Your goal →
Go through the listing and return every line with "arrangements" in it.

——————————

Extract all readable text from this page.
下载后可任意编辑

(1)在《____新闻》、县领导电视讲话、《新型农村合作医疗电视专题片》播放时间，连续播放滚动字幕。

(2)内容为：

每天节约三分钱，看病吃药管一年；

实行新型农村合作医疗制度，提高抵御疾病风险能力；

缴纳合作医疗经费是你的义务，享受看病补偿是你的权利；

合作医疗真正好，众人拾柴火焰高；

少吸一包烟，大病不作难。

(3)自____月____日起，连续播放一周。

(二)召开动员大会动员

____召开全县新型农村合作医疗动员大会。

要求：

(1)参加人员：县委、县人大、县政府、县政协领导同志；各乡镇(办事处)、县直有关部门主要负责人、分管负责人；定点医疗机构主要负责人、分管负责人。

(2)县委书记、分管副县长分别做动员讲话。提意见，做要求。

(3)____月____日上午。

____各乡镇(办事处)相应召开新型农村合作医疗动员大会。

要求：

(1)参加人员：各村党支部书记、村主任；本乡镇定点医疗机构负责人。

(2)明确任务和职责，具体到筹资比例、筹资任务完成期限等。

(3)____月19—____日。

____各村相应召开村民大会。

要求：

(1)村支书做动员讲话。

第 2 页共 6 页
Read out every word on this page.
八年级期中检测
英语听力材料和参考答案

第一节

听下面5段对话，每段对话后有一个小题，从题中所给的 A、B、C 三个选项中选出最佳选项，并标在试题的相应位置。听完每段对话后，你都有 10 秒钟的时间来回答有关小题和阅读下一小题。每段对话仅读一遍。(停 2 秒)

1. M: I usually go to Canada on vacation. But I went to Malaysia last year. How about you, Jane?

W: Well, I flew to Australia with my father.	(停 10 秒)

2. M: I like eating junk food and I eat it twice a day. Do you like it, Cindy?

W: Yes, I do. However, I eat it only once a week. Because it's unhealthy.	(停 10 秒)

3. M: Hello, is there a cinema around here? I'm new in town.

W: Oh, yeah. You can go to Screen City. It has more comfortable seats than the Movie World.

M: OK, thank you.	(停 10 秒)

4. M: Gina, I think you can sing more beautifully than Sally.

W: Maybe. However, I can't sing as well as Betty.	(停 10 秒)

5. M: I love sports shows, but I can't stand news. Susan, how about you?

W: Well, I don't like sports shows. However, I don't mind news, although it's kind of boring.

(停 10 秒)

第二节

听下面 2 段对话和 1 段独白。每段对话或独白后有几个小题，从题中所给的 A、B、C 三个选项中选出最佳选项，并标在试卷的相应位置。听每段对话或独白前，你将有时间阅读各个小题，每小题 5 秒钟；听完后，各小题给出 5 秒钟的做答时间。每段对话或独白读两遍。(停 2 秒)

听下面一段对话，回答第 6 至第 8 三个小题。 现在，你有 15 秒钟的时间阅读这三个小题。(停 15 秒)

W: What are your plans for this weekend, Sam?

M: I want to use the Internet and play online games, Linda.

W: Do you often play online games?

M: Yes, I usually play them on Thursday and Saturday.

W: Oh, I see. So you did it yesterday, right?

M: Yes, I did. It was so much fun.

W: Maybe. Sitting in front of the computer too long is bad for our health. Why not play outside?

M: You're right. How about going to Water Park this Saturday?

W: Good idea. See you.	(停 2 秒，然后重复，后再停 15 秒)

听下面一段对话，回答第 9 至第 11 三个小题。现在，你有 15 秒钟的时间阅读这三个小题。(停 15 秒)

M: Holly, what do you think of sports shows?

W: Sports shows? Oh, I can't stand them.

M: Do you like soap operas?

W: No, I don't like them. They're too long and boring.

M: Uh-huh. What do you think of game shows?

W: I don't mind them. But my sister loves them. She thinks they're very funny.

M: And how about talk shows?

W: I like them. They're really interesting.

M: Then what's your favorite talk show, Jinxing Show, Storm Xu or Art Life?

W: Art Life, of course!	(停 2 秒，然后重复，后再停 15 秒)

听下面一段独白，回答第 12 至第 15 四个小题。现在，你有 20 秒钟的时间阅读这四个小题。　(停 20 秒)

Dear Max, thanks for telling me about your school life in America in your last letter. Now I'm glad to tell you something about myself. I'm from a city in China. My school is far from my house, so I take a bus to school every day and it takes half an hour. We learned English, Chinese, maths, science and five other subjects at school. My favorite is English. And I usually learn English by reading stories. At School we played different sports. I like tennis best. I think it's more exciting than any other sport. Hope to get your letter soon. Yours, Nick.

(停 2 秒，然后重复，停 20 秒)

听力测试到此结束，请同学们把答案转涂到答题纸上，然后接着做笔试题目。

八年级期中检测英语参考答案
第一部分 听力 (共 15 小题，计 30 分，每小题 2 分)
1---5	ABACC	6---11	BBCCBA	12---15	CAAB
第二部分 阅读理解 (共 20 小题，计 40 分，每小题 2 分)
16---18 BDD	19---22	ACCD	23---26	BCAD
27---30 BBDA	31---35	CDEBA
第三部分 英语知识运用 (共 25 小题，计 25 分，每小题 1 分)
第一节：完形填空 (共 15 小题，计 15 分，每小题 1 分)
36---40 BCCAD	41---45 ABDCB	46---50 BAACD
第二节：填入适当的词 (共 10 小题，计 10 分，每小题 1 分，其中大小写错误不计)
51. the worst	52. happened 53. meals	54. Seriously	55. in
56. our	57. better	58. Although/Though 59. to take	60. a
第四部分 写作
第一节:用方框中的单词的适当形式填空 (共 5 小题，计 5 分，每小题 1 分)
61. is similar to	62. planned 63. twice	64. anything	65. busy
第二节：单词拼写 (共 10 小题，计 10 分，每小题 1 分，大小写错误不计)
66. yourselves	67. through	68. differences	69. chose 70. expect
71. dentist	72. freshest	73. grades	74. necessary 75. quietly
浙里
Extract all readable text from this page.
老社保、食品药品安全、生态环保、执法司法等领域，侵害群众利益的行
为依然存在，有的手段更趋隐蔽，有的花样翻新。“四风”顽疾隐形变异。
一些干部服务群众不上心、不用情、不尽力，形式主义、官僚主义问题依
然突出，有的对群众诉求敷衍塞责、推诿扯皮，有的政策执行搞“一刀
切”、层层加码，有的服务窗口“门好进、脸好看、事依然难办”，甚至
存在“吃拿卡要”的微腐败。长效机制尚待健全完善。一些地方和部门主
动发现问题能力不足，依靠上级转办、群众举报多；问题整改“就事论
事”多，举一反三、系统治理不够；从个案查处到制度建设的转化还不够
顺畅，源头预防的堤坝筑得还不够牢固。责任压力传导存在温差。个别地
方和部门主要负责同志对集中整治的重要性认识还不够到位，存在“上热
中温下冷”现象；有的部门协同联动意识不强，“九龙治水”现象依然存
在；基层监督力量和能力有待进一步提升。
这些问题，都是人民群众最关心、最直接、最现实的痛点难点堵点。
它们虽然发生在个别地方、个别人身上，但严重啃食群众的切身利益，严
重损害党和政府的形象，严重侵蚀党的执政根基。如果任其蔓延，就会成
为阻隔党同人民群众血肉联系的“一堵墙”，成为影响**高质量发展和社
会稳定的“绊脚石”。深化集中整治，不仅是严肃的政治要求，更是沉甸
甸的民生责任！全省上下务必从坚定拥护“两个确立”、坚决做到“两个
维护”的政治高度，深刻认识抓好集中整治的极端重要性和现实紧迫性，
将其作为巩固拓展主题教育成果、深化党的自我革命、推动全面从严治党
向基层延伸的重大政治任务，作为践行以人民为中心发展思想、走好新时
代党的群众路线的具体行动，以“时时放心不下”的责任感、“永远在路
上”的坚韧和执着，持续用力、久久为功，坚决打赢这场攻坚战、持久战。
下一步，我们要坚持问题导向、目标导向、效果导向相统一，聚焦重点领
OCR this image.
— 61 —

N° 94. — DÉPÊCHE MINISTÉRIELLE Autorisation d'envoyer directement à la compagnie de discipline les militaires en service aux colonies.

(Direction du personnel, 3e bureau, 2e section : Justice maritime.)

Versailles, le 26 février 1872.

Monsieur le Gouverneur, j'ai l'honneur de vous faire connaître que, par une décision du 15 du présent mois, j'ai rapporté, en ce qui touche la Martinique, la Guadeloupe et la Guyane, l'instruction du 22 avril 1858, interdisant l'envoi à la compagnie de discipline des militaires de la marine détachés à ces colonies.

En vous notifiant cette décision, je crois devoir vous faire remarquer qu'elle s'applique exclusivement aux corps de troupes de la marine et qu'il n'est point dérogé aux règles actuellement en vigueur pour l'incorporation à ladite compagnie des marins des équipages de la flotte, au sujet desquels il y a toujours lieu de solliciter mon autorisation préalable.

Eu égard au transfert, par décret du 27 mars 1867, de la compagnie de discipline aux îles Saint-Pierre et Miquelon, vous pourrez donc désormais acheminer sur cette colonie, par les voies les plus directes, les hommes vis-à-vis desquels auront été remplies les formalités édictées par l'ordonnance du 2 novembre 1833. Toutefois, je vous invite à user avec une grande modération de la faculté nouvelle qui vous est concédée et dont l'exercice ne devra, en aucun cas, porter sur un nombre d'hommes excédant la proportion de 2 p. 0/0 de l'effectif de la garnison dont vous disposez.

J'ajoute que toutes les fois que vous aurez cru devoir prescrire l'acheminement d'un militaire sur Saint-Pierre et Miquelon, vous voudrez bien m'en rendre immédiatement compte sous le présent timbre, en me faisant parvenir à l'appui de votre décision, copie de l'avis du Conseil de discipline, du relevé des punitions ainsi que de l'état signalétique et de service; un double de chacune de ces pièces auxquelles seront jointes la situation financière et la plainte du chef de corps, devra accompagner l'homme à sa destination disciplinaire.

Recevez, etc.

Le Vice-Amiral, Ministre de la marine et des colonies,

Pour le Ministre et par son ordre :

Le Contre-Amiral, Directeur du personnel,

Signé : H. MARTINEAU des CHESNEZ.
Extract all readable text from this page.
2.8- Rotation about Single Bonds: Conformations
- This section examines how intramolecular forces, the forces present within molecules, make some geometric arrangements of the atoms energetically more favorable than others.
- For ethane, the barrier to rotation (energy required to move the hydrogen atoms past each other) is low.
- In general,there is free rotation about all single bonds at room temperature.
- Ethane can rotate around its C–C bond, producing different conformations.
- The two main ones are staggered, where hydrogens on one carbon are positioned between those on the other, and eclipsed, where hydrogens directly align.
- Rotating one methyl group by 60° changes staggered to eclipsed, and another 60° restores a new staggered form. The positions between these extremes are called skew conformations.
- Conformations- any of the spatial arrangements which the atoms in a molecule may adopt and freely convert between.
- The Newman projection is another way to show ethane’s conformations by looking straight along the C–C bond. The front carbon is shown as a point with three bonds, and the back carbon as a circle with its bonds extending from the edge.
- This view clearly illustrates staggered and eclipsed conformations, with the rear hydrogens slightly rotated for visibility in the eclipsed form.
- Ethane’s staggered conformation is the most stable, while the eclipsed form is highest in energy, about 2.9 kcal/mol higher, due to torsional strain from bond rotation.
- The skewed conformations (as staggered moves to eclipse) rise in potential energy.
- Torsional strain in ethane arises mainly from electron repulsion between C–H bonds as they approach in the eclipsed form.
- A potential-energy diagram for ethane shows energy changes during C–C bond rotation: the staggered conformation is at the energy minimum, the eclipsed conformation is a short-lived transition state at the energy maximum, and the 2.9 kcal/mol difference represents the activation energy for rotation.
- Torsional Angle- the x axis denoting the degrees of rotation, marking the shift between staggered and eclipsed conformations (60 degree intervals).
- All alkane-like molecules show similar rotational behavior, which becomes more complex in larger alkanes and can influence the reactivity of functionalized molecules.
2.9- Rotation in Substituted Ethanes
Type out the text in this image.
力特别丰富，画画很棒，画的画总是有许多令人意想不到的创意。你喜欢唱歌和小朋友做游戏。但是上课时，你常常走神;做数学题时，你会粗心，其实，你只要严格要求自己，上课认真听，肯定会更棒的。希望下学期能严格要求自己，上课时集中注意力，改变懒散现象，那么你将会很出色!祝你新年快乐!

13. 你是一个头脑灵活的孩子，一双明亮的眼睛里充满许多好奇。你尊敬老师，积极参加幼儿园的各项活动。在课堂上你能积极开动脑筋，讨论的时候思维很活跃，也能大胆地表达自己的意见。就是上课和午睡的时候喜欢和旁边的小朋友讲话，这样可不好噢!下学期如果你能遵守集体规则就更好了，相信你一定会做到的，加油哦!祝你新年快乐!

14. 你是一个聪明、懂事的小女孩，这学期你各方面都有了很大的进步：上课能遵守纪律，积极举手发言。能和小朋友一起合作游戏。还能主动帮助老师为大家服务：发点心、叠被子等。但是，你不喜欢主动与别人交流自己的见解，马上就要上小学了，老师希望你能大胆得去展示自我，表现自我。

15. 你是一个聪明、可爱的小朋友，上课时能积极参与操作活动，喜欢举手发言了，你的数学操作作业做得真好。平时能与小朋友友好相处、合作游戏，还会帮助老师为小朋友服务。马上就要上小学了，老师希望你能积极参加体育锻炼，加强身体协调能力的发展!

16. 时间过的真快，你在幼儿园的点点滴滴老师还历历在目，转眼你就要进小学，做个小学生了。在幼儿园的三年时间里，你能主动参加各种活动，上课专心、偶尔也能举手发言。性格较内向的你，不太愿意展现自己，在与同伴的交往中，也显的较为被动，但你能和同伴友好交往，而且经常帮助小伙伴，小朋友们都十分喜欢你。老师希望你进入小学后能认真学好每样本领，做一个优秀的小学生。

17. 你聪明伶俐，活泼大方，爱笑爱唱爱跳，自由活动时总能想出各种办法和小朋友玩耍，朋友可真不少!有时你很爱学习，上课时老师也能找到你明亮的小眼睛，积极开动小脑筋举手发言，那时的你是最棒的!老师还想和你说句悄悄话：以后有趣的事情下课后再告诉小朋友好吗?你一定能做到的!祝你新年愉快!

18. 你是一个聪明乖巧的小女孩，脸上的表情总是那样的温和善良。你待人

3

——————————

Solution to the problem →
- This section examines how intramolecular forces, the forces present within molecules, make some geometric arrangements of the atoms energetically more favorable than others.
- Conformations- any of the spatial arrangements which the atoms in a molecule may adopt and freely convert between.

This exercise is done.